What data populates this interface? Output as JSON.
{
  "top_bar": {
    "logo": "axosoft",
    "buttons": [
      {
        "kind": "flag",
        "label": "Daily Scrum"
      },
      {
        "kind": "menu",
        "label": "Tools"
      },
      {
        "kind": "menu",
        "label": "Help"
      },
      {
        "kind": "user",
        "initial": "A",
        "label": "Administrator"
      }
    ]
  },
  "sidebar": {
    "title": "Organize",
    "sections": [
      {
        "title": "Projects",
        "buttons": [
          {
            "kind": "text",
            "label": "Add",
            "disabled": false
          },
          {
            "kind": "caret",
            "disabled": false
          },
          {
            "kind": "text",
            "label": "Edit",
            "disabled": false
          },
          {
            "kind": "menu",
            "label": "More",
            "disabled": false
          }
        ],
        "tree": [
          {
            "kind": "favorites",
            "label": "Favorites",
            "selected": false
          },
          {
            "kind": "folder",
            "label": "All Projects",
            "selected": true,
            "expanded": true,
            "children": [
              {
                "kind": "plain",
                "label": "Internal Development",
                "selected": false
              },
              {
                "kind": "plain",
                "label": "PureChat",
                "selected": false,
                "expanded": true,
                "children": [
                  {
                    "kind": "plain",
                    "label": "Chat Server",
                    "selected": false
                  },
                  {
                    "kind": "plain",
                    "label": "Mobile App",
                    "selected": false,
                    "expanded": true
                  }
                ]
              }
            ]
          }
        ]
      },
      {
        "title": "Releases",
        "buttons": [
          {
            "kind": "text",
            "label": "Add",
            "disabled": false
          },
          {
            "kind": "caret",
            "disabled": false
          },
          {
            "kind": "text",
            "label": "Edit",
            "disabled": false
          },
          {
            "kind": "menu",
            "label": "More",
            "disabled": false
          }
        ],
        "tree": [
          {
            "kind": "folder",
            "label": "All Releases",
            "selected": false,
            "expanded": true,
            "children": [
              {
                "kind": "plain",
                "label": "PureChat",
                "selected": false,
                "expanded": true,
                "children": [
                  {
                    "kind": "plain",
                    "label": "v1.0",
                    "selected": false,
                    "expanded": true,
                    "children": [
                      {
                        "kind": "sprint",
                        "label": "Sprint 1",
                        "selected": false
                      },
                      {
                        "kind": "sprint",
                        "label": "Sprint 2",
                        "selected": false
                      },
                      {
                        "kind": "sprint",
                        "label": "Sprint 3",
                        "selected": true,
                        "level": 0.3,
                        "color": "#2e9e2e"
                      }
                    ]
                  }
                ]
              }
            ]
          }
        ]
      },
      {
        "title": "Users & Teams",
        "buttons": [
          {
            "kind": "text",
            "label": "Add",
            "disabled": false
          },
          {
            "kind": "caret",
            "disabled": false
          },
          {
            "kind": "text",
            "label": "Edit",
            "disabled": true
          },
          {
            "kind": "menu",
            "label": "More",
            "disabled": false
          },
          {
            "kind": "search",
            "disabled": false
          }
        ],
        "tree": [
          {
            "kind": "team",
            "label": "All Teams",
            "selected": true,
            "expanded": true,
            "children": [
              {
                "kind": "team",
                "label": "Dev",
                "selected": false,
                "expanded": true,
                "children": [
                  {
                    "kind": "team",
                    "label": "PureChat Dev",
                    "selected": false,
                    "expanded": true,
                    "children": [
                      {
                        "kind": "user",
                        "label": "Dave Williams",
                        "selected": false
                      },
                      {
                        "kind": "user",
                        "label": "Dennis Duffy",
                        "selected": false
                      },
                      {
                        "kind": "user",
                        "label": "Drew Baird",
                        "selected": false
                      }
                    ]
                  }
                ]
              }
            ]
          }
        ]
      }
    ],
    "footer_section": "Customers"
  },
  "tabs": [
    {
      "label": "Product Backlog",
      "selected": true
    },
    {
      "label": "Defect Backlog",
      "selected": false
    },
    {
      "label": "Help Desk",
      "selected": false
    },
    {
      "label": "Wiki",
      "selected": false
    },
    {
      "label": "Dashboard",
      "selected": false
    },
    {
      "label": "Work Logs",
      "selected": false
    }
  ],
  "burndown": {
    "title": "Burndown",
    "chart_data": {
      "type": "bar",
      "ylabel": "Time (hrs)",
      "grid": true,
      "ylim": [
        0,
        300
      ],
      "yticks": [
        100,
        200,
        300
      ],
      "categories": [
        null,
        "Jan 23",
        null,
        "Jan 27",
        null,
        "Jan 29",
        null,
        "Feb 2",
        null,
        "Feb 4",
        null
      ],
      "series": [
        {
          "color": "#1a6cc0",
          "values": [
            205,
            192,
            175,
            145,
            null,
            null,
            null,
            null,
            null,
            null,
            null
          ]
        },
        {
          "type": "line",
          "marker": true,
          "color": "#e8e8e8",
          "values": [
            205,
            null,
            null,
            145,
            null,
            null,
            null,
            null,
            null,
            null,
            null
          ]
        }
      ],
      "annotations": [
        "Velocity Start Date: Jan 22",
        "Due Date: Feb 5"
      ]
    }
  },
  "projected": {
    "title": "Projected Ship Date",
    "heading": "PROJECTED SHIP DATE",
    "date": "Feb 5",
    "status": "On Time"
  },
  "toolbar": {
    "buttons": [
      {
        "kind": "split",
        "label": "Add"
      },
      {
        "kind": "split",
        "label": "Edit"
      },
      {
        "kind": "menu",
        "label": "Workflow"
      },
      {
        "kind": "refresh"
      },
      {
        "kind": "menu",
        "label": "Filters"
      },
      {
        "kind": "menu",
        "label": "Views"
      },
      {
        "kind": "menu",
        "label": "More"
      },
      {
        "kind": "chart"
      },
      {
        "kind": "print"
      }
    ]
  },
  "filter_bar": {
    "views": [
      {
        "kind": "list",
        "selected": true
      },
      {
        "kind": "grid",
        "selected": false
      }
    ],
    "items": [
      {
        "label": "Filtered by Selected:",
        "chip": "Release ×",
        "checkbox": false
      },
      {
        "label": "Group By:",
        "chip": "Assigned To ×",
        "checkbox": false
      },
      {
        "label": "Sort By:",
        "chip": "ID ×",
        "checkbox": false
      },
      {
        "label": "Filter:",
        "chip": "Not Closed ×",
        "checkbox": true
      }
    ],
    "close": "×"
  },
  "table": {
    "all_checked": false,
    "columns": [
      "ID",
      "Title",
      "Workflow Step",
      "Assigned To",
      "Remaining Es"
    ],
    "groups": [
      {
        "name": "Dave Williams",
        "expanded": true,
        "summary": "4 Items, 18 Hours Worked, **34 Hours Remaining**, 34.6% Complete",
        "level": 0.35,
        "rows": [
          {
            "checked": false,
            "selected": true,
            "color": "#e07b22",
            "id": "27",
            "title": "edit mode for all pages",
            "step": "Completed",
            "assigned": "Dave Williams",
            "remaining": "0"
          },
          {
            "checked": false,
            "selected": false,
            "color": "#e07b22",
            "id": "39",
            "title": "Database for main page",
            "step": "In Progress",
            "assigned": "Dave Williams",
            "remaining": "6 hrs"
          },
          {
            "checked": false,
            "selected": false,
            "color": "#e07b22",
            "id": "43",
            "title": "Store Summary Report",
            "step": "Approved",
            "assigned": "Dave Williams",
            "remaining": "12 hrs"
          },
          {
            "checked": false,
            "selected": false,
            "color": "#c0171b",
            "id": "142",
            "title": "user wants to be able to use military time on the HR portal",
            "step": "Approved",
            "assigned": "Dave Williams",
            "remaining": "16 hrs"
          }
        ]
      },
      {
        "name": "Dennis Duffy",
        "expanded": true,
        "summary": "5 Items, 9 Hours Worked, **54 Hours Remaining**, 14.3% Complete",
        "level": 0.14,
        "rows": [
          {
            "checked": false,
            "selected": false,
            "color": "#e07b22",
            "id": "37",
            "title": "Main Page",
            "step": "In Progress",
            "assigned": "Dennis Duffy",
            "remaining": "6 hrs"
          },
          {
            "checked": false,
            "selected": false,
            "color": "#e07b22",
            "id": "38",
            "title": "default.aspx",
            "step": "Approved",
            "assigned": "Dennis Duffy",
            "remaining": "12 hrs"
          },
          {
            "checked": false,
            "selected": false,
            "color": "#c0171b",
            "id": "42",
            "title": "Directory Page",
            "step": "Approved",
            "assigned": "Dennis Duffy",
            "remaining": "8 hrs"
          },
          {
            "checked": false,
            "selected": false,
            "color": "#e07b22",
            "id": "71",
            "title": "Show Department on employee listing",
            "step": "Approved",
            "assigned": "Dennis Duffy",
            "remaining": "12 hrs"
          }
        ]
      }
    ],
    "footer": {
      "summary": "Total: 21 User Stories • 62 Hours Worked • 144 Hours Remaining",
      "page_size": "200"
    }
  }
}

════════════════════

» Goal
List the lines of the material in which the word "name" occurs.

» Correct output
        "name": "Dave Williams",
        "name": "Dennis Duffy",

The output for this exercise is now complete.